Exercise brief:
The records below must be written out exactly, with every picture left behind.

Records excerpted from a collection:

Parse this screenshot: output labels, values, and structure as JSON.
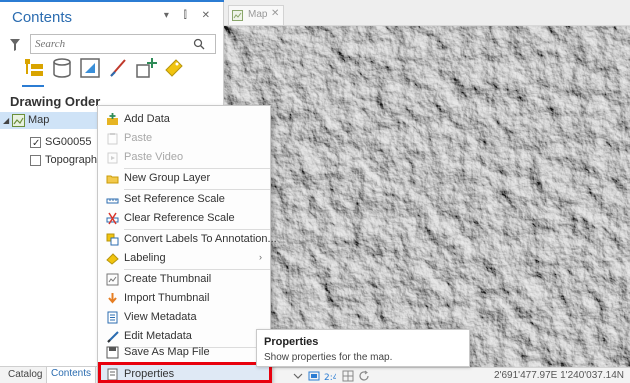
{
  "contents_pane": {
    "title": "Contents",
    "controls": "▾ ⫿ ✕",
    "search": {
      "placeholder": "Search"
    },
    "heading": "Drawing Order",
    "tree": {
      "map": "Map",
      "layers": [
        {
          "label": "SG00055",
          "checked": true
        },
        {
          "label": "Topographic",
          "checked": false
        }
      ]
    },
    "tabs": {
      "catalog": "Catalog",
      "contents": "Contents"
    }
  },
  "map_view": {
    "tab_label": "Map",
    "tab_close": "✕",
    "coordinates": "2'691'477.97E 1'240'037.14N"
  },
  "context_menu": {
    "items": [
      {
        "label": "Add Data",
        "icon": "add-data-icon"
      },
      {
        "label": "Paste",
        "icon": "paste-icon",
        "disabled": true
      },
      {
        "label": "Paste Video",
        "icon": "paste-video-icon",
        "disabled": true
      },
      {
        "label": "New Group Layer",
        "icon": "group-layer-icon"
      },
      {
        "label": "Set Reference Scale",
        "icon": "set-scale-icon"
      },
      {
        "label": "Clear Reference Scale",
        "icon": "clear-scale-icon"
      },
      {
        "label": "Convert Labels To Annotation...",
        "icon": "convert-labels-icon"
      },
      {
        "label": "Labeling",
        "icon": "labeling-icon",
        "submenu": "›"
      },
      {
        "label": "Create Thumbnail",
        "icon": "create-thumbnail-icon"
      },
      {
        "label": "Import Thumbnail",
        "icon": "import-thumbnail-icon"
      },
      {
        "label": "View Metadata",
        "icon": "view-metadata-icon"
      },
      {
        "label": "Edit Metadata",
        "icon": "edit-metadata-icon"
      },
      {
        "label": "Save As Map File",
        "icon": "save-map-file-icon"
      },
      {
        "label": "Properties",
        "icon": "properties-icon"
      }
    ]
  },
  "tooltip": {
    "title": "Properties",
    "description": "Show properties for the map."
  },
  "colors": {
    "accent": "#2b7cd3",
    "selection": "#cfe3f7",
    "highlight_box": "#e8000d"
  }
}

Final answer:
Parse this screenshot: output labels, values, and structure as JSON.
{
  "contents_pane": {
    "title": "Contents",
    "controls": "▾ ⫿ ✕",
    "search": {
      "placeholder": "Search"
    },
    "heading": "Drawing Order",
    "tree": {
      "map": "Map",
      "layers": [
        {
          "label": "SG00055",
          "checked": true
        },
        {
          "label": "Topographic",
          "checked": false
        }
      ]
    },
    "tabs": {
      "catalog": "Catalog",
      "contents": "Contents"
    }
  },
  "map_view": {
    "tab_label": "Map",
    "tab_close": "✕",
    "coordinates": "2'691'477.97E 1'240'037.14N"
  },
  "context_menu": {
    "items": [
      {
        "label": "Add Data",
        "icon": "add-data-icon"
      },
      {
        "label": "Paste",
        "icon": "paste-icon",
        "disabled": true
      },
      {
        "label": "Paste Video",
        "icon": "paste-video-icon",
        "disabled": true
      },
      {
        "label": "New Group Layer",
        "icon": "group-layer-icon"
      },
      {
        "label": "Set Reference Scale",
        "icon": "set-scale-icon"
      },
      {
        "label": "Clear Reference Scale",
        "icon": "clear-scale-icon"
      },
      {
        "label": "Convert Labels To Annotation...",
        "icon": "convert-labels-icon"
      },
      {
        "label": "Labeling",
        "icon": "labeling-icon",
        "submenu": "›"
      },
      {
        "label": "Create Thumbnail",
        "icon": "create-thumbnail-icon"
      },
      {
        "label": "Import Thumbnail",
        "icon": "import-thumbnail-icon"
      },
      {
        "label": "View Metadata",
        "icon": "view-metadata-icon"
      },
      {
        "label": "Edit Metadata",
        "icon": "edit-metadata-icon"
      },
      {
        "label": "Save As Map File",
        "icon": "save-map-file-icon"
      },
      {
        "label": "Properties",
        "icon": "properties-icon"
      }
    ]
  },
  "tooltip": {
    "title": "Properties",
    "description": "Show properties for the map."
  },
  "colors": {
    "accent": "#2b7cd3",
    "selection": "#cfe3f7",
    "highlight_box": "#e8000d"
  }
}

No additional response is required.